**Task directions**
Pick out each line of the records in which the word "Sous" appears.

Data records:
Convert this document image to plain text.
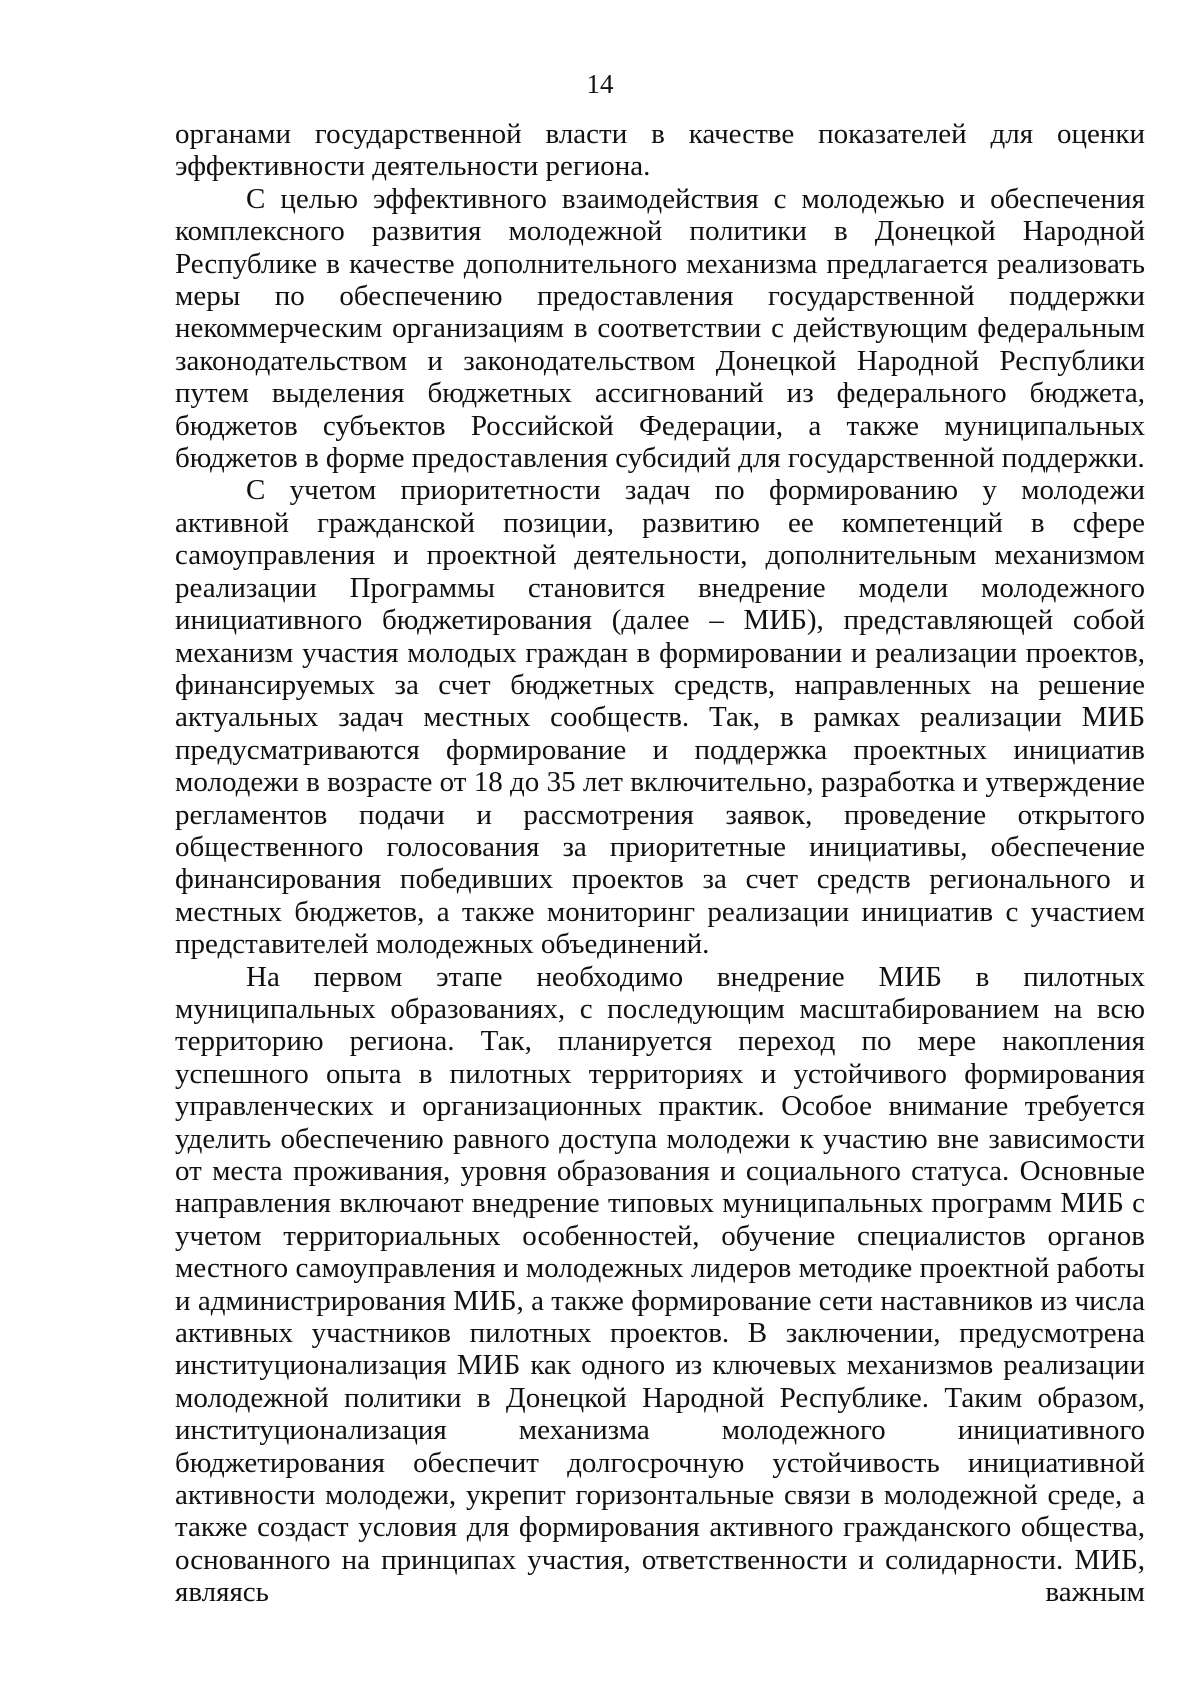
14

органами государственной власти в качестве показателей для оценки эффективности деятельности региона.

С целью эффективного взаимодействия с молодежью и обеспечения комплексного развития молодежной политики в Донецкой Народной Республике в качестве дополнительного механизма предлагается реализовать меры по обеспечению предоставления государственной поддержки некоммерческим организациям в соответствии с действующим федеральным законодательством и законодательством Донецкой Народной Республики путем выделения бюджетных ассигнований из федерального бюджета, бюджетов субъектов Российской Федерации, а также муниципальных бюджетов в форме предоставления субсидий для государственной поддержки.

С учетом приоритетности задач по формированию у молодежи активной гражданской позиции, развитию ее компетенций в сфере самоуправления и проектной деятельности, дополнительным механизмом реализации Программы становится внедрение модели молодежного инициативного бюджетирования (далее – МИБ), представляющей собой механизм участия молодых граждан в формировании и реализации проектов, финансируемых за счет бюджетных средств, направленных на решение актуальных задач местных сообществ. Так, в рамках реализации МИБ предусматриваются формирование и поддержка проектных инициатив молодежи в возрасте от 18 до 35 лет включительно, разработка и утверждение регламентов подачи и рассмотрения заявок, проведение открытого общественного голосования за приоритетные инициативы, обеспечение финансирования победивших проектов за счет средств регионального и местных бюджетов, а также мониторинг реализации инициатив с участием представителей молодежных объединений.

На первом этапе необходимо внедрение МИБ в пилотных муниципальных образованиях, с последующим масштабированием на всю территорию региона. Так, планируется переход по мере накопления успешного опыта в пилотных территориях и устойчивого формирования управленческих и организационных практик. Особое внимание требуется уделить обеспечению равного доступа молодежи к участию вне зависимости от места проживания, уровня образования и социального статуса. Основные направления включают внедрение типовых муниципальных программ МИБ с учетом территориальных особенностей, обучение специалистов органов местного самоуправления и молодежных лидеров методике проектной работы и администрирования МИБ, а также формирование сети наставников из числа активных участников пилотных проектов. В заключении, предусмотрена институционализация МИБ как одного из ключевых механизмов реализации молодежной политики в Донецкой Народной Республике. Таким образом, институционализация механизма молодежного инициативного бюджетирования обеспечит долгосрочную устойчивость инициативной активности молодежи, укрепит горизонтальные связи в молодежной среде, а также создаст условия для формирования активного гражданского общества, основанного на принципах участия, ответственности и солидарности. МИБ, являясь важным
==
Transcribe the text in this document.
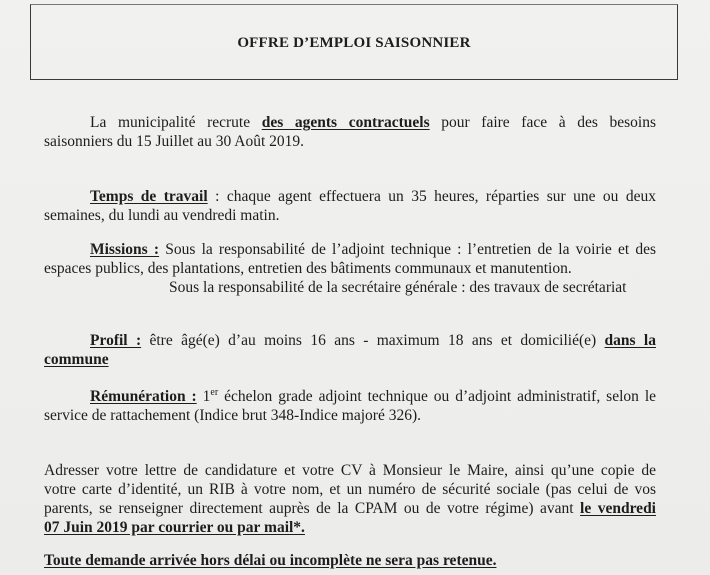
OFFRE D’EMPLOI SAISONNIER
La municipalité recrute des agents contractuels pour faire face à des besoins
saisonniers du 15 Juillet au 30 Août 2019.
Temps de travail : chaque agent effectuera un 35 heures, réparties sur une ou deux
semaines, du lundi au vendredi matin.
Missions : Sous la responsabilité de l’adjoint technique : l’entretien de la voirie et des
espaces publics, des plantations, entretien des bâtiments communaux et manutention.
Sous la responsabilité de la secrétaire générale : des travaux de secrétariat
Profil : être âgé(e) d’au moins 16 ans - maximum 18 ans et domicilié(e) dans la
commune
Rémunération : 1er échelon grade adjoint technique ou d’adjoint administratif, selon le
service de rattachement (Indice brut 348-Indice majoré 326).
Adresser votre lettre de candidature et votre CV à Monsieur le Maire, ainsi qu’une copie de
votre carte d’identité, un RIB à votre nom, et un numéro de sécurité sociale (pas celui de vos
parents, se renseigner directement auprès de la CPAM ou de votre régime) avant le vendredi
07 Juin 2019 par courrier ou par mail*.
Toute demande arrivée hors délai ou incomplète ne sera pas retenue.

**Exercise answer**
Missions : Sous la responsabilité de l’adjoint technique : l’entretien de la voirie et des
Sous la responsabilité de la secrétaire générale : des travaux de secrétariat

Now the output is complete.